(Required work)
Identify each line holding the string "applications" and copy it.

(Extracted material)
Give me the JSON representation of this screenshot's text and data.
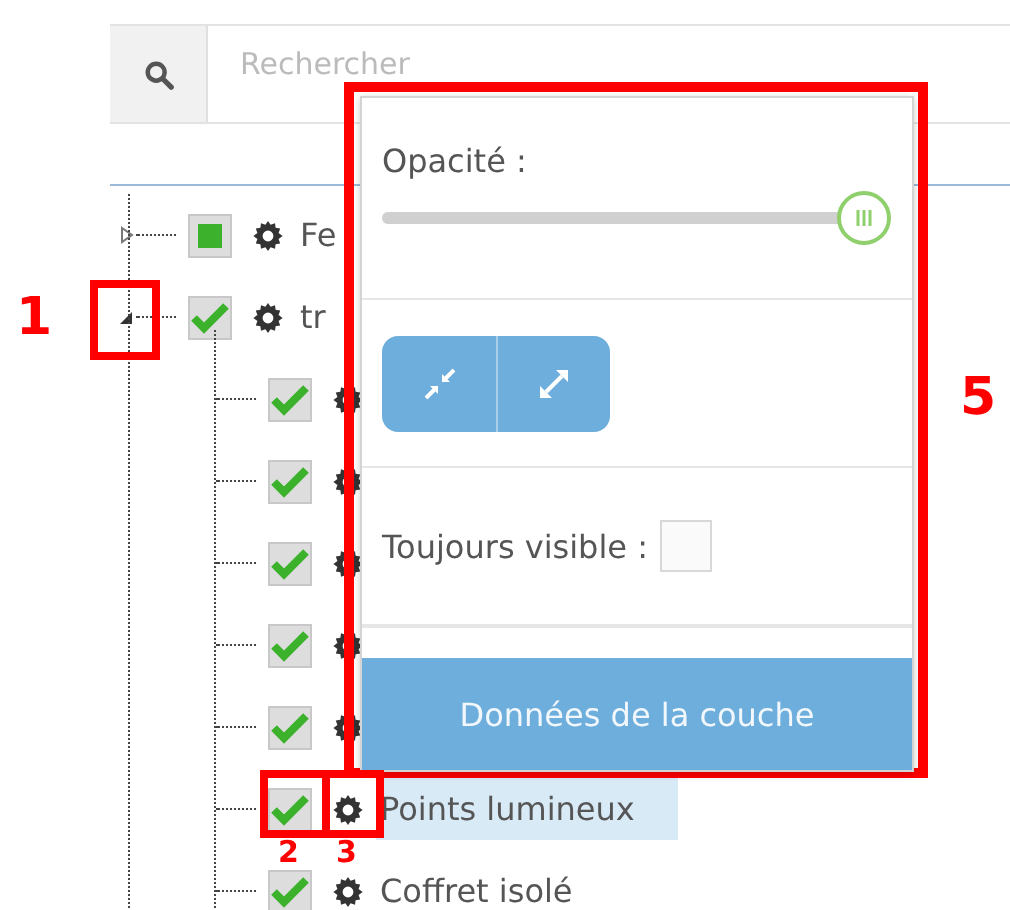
{
  "search": {
    "placeholder": "Rechercher"
  },
  "tree": [
    {
      "label": "Fe",
      "checked": false,
      "indeterminate": true,
      "expanded": false,
      "selected": false
    },
    {
      "label": "tr",
      "checked": true,
      "expanded": true,
      "selected": false,
      "children": [
        {
          "checked": true,
          "selected": false
        },
        {
          "checked": true,
          "selected": false
        },
        {
          "checked": true,
          "selected": false
        },
        {
          "checked": true,
          "selected": false
        },
        {
          "checked": true,
          "selected": false
        },
        {
          "label": "Points lumineux",
          "checked": true,
          "selected": true
        },
        {
          "label": "Coffret isolé",
          "checked": true,
          "selected": false
        }
      ]
    }
  ],
  "popup": {
    "opacity_label": "Opacité :",
    "opacity": {
      "level": 1.0
    },
    "always_visible_label": "Toujours visible :",
    "always_visible": false,
    "data_button": "Données de la couche"
  },
  "annotations": [
    {
      "label": "1"
    },
    {
      "label": "2"
    },
    {
      "label": "3"
    },
    {
      "label": "5"
    }
  ]
}
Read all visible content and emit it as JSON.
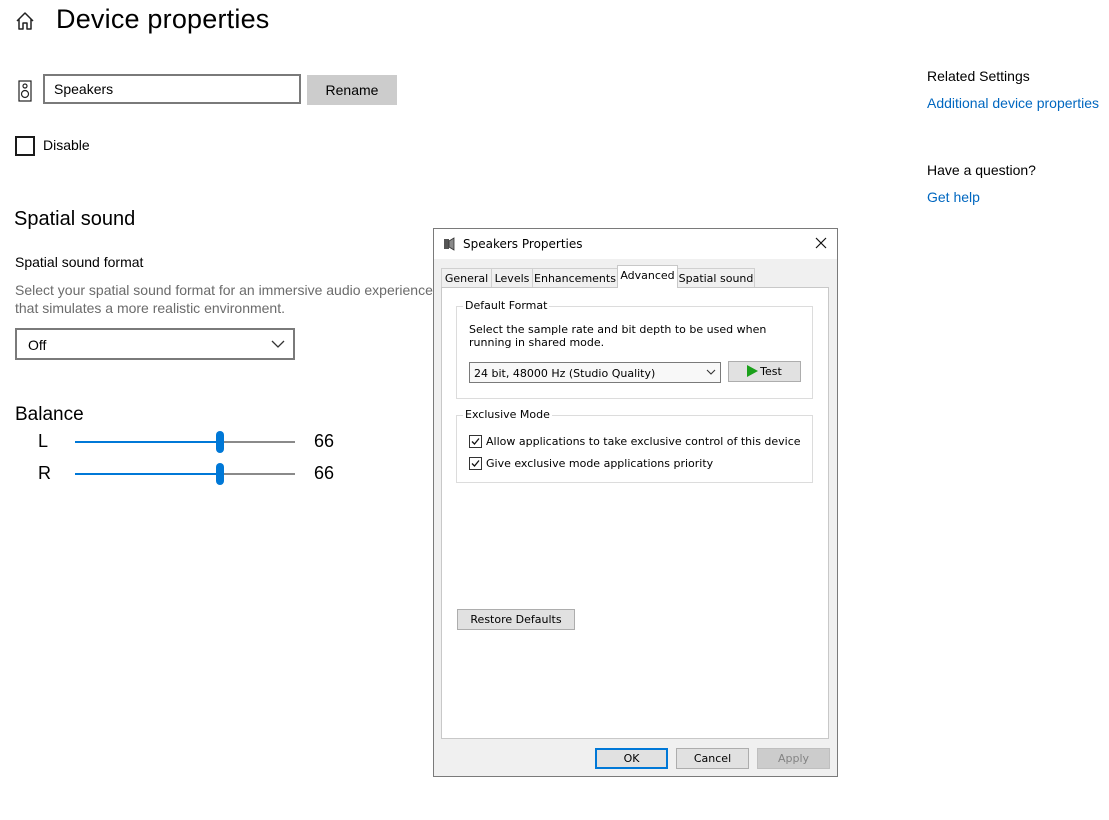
{
  "page": {
    "title": "Device properties",
    "device_name_value": "Speakers",
    "rename_label": "Rename",
    "disable_label": "Disable",
    "disable_checked": false
  },
  "spatial_sound": {
    "section_title": "Spatial sound",
    "format_label": "Spatial sound format",
    "description": "Select your spatial sound format for an immersive audio experience that simulates a more realistic environment.",
    "format_value": "Off"
  },
  "balance": {
    "title": "Balance",
    "channels": [
      {
        "label": "L",
        "value": "66",
        "level": 66
      },
      {
        "label": "R",
        "value": "66",
        "level": 66
      }
    ]
  },
  "related": {
    "title": "Related Settings",
    "link": "Additional device properties",
    "question_title": "Have a question?",
    "help_link": "Get help"
  },
  "dialog": {
    "title": "Speakers Properties",
    "tabs": [
      {
        "label": "General",
        "active": false
      },
      {
        "label": "Levels",
        "active": false
      },
      {
        "label": "Enhancements",
        "active": false
      },
      {
        "label": "Advanced",
        "active": true
      },
      {
        "label": "Spatial sound",
        "active": false
      }
    ],
    "default_format": {
      "title": "Default Format",
      "description": "Select the sample rate and bit depth to be used when running in shared mode.",
      "selected_format": "24 bit, 48000 Hz (Studio Quality)",
      "test_label": "Test"
    },
    "exclusive_mode": {
      "title": "Exclusive Mode",
      "options": [
        {
          "label": "Allow applications to take exclusive control of this device",
          "checked": true
        },
        {
          "label": "Give exclusive mode applications priority",
          "checked": true
        }
      ]
    },
    "restore_label": "Restore Defaults",
    "buttons": {
      "ok": "OK",
      "cancel": "Cancel",
      "apply": "Apply"
    }
  },
  "colors": {
    "accent": "#0078d7",
    "link": "#0067c0",
    "muted_text": "#6b6b6b",
    "play_green": "#1aa01a"
  },
  "icons": [
    "home-icon",
    "speaker-icon",
    "chevron-down-icon",
    "close-icon",
    "play-icon",
    "checkmark-icon"
  ]
}
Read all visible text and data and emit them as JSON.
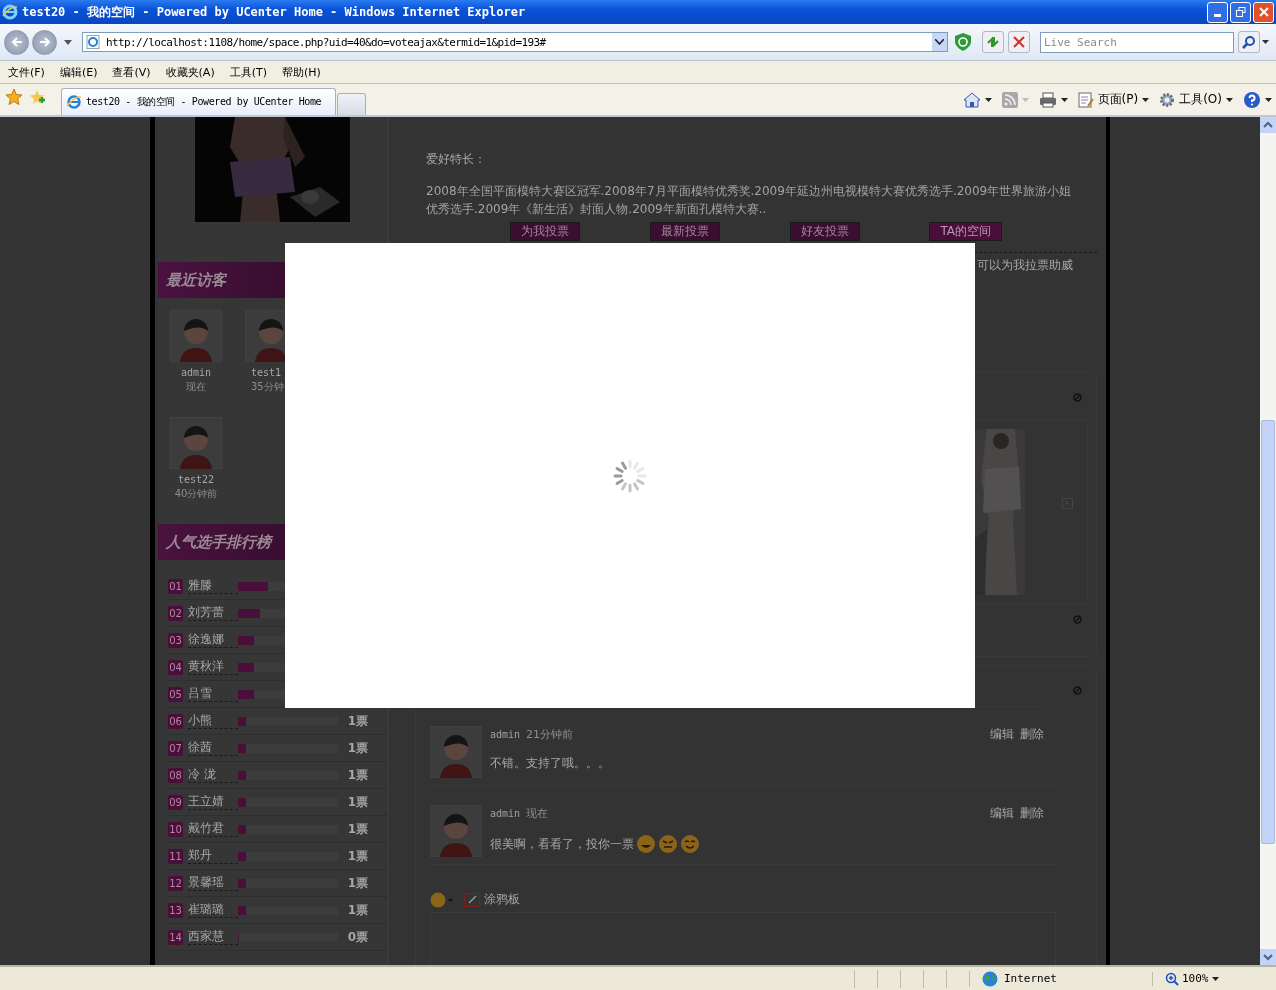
{
  "window": {
    "title": "test20 - 我的空间 - Powered by UCenter Home - Windows Internet Explorer"
  },
  "address_bar": {
    "url": "http://localhost:1108/home/space.php?uid=40&do=voteajax&termid=1&pid=193#"
  },
  "search": {
    "placeholder": "Live Search"
  },
  "menu": [
    "文件(F)",
    "编辑(E)",
    "查看(V)",
    "收藏夹(A)",
    "工具(T)",
    "帮助(H)"
  ],
  "tabs": [
    {
      "label": "test20 - 我的空间 - Powered by UCenter Home",
      "selected": true
    }
  ],
  "command_bar": [
    {
      "kind": "home"
    },
    {
      "kind": "feeds"
    },
    {
      "kind": "print"
    },
    {
      "kind": "page",
      "label": "页面(P)"
    },
    {
      "kind": "tools",
      "label": "工具(O)"
    },
    {
      "kind": "help"
    }
  ],
  "page": {
    "visitors_title": "最近访客",
    "visitors": [
      {
        "name": "admin",
        "time": "现在"
      },
      {
        "name": "test1",
        "time": "35分钟"
      },
      {
        "name": "test22",
        "time": "40分钟前"
      }
    ],
    "ranking_title": "人气选手排行榜",
    "ranking": [
      {
        "rank": "01",
        "name": "雅滕",
        "level": 0.3
      },
      {
        "rank": "02",
        "name": "刘芳蕾",
        "level": 0.22
      },
      {
        "rank": "03",
        "name": "徐逸娜",
        "level": 0.16
      },
      {
        "rank": "04",
        "name": "黄秋洋",
        "level": 0.16
      },
      {
        "rank": "05",
        "name": "吕雪",
        "level": 0.16
      },
      {
        "rank": "06",
        "name": "小熊",
        "level": 0.08,
        "votes": "1票"
      },
      {
        "rank": "07",
        "name": "徐茜",
        "level": 0.08,
        "votes": "1票"
      },
      {
        "rank": "08",
        "name": "冷 泷",
        "level": 0.08,
        "votes": "1票"
      },
      {
        "rank": "09",
        "name": "王立婧",
        "level": 0.08,
        "votes": "1票"
      },
      {
        "rank": "10",
        "name": "戴竹君",
        "level": 0.08,
        "votes": "1票"
      },
      {
        "rank": "11",
        "name": "郑丹",
        "level": 0.08,
        "votes": "1票"
      },
      {
        "rank": "12",
        "name": "景馨瑶",
        "level": 0.08,
        "votes": "1票"
      },
      {
        "rank": "13",
        "name": "崔璐璐",
        "level": 0.08,
        "votes": "1票"
      },
      {
        "rank": "14",
        "name": "西家慧",
        "level": 0.01,
        "votes": "0票"
      }
    ],
    "hobby_label": "爱好特长：",
    "hobby_text": "2008年全国平面模特大赛区冠军.2008年7月平面模特优秀奖.2009年延边州电视模特大赛优秀选手.2009年世界旅游小姐优秀选手.2009年《新生活》封面人物.2009年新面孔模特大赛..",
    "actions": [
      "为我投票",
      "最新投票",
      "好友投票",
      "TA的空间"
    ],
    "invite_note": "可以为我拉票助威",
    "comments": [
      {
        "author": "admin",
        "time": "21分钟前",
        "edit": "编辑",
        "delete": "删除",
        "text": "不错。支持了哦。。。"
      },
      {
        "author": "admin",
        "time": "现在",
        "edit": "编辑",
        "delete": "删除",
        "text": "很美啊，看看了，投你一票",
        "emoticons": [
          {
            "kind": "grin"
          },
          {
            "kind": "smirk"
          },
          {
            "kind": "laugh"
          }
        ]
      }
    ],
    "composer": {
      "doodle": "涂鸦板"
    }
  },
  "status_bar": {
    "zone": "Internet",
    "zoom": "100%"
  }
}
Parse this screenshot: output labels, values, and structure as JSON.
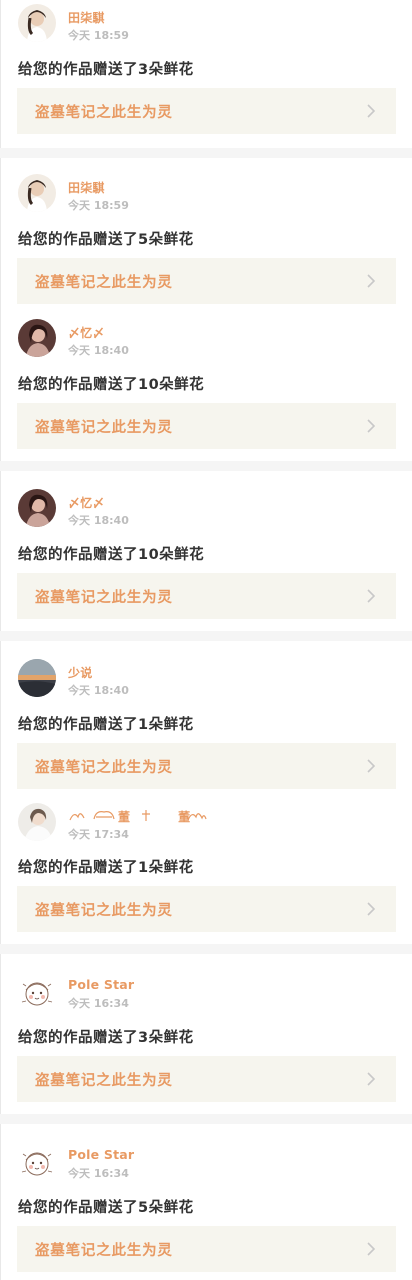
{
  "notifications": [
    {
      "user": "田柒騏",
      "time": "今天 18:59",
      "message": "给您的作品赠送了3朵鲜花",
      "work_title": "盗墓笔记之此生为灵",
      "avatar": "avatar-girl-cream"
    },
    {
      "user": "田柒騏",
      "time": "今天 18:59",
      "message": "给您的作品赠送了5朵鲜花",
      "work_title": "盗墓笔记之此生为灵",
      "avatar": "avatar-girl-cream"
    },
    {
      "user": "〆忆〆",
      "time": "今天 18:40",
      "message": "给您的作品赠送了10朵鲜花",
      "work_title": "盗墓笔记之此生为灵",
      "avatar": "avatar-girl-dark"
    },
    {
      "user": "〆忆〆",
      "time": "今天 18:40",
      "message": "给您的作品赠送了10朵鲜花",
      "work_title": "盗墓笔记之此生为灵",
      "avatar": "avatar-girl-dark"
    },
    {
      "user": "少说",
      "time": "今天 18:40",
      "message": "给您的作品赠送了1朵鲜花",
      "work_title": "盗墓笔记之此生为灵",
      "avatar": "avatar-sunset"
    },
    {
      "user": "董 董",
      "time": "今天 17:34",
      "message": "给您的作品赠送了1朵鲜花",
      "work_title": "盗墓笔记之此生为灵",
      "avatar": "avatar-girl-white"
    },
    {
      "user": "Pole Star",
      "time": "今天 16:34",
      "message": "给您的作品赠送了3朵鲜花",
      "work_title": "盗墓笔记之此生为灵",
      "avatar": "avatar-cartoon"
    },
    {
      "user": "Pole Star",
      "time": "今天 16:34",
      "message": "给您的作品赠送了5朵鲜花",
      "work_title": "盗墓笔记之此生为灵",
      "avatar": "avatar-cartoon"
    }
  ],
  "colors": {
    "accent": "#e89a63",
    "card_bg": "#f6f5ee",
    "divider": "#f5f5f5",
    "text": "#333333",
    "time": "#bdbdbd"
  },
  "icons": {
    "chevron": "chevron-right-icon"
  }
}
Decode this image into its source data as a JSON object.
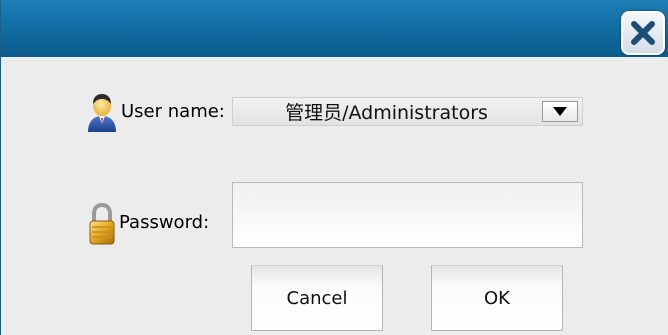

(Task output)
          "label": "Allow applications to take exclusive control of this device",
          "label": "Give exclusive mode applications priority",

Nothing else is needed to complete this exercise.